- _SOURCE RECORDS_
____________

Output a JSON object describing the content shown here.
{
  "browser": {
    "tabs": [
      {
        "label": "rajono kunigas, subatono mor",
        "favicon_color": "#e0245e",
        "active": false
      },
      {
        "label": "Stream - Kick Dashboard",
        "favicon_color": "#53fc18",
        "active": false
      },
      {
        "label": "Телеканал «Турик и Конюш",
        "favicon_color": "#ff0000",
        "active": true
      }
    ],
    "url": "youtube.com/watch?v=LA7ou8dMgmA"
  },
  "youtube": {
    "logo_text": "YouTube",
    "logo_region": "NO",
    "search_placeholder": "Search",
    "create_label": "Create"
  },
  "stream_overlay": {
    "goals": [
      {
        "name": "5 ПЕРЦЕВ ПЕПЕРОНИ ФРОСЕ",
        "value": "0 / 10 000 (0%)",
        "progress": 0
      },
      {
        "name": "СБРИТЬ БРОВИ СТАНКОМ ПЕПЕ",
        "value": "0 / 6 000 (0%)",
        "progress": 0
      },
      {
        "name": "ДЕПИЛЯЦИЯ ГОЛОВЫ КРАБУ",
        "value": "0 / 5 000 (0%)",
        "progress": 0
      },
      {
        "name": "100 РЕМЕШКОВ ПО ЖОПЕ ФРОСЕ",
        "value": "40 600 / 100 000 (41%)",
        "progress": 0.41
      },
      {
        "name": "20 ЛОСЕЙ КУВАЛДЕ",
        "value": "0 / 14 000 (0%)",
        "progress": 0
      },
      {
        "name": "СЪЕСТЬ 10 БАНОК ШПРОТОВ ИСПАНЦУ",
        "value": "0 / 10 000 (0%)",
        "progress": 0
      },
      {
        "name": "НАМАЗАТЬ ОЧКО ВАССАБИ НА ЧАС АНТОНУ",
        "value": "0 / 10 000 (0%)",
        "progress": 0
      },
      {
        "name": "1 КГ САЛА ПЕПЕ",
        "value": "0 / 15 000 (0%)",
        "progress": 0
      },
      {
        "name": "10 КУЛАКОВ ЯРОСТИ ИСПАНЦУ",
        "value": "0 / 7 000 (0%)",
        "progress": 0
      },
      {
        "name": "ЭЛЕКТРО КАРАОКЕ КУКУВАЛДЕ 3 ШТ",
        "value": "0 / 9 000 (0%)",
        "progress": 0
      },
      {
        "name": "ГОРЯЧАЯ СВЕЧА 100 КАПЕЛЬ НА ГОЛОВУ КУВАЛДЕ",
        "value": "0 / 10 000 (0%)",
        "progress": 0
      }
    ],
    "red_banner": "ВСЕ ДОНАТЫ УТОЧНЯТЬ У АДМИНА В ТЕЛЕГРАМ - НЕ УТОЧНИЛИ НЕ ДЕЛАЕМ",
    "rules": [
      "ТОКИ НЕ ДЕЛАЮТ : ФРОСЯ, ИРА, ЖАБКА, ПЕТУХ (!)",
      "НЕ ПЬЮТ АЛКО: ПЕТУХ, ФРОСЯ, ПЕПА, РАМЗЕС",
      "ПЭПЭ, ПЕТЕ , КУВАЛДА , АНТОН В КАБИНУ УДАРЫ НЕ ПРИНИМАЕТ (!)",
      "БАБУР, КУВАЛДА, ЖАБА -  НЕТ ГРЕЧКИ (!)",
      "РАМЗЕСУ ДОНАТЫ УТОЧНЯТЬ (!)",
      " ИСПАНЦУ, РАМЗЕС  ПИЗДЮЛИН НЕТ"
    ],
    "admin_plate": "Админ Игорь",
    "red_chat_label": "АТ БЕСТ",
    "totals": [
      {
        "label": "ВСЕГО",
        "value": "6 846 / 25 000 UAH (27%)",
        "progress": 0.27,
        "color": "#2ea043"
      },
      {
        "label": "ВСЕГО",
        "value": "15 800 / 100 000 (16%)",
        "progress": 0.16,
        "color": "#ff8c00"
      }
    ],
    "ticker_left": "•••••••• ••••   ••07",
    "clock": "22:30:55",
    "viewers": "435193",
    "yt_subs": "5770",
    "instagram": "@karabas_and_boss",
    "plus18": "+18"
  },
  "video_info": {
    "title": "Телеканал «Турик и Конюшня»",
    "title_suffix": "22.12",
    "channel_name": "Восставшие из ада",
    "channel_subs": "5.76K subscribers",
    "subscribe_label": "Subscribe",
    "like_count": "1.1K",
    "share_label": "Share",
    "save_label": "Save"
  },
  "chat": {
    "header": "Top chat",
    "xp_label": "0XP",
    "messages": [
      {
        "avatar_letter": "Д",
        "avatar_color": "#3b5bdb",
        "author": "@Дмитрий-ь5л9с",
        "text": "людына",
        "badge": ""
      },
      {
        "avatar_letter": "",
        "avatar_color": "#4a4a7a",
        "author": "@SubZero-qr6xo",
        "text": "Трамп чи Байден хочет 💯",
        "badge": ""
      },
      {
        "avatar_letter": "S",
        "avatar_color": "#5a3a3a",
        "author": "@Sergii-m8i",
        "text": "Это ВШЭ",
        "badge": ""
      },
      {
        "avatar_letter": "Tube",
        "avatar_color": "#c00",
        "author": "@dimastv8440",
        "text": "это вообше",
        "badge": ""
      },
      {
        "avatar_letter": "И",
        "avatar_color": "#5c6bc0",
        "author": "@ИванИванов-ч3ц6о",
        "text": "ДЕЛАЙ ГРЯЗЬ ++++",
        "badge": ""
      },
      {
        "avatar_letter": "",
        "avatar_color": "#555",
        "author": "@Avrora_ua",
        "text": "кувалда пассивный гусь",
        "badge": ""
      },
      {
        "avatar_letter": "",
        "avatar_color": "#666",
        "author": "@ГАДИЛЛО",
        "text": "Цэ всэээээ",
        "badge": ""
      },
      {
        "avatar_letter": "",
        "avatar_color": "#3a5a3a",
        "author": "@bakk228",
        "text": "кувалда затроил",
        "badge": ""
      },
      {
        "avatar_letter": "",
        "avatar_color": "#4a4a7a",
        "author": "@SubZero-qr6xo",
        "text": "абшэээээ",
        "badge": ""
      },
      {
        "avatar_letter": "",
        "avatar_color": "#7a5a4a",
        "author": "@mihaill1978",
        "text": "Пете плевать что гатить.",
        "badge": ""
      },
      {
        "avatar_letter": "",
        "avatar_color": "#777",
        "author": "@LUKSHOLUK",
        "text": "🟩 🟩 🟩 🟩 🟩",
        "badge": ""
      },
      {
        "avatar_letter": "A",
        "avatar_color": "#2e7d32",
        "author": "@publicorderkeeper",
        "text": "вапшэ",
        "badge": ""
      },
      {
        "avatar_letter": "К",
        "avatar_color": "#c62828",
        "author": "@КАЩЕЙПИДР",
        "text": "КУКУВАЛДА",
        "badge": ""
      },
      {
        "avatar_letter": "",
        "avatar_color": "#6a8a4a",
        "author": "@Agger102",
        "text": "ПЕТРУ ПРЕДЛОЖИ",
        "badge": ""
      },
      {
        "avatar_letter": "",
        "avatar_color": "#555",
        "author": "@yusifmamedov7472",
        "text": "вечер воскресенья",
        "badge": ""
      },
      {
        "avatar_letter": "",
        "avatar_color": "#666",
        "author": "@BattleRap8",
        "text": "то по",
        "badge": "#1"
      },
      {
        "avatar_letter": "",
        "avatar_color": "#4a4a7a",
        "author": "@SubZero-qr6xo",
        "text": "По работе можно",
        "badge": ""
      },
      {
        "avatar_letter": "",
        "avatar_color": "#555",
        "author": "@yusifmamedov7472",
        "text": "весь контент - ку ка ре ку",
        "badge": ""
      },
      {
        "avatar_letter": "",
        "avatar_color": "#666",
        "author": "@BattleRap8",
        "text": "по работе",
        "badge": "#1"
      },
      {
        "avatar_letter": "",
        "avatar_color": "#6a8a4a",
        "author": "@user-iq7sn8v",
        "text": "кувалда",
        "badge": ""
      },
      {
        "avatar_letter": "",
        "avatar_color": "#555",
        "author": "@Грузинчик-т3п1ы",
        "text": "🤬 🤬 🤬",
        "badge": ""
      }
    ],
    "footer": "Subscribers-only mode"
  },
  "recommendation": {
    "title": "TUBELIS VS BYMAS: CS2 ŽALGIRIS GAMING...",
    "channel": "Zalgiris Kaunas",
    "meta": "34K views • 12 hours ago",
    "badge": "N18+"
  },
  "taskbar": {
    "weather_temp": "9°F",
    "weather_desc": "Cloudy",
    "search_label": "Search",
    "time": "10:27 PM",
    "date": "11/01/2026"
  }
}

____________

- _WHAT IS REQUIRED_
Search the data for "ПЕТУХ". Copy every line that has it.

- _SOLUTION FOR THIS PROBLEM_
      "ТОКИ НЕ ДЕЛАЮТ : ФРОСЯ, ИРА, ЖАБКА, ПЕТУХ (!)",
      "НЕ ПЬЮТ АЛКО: ПЕТУХ, ФРОСЯ, ПЕПА, РАМЗЕС",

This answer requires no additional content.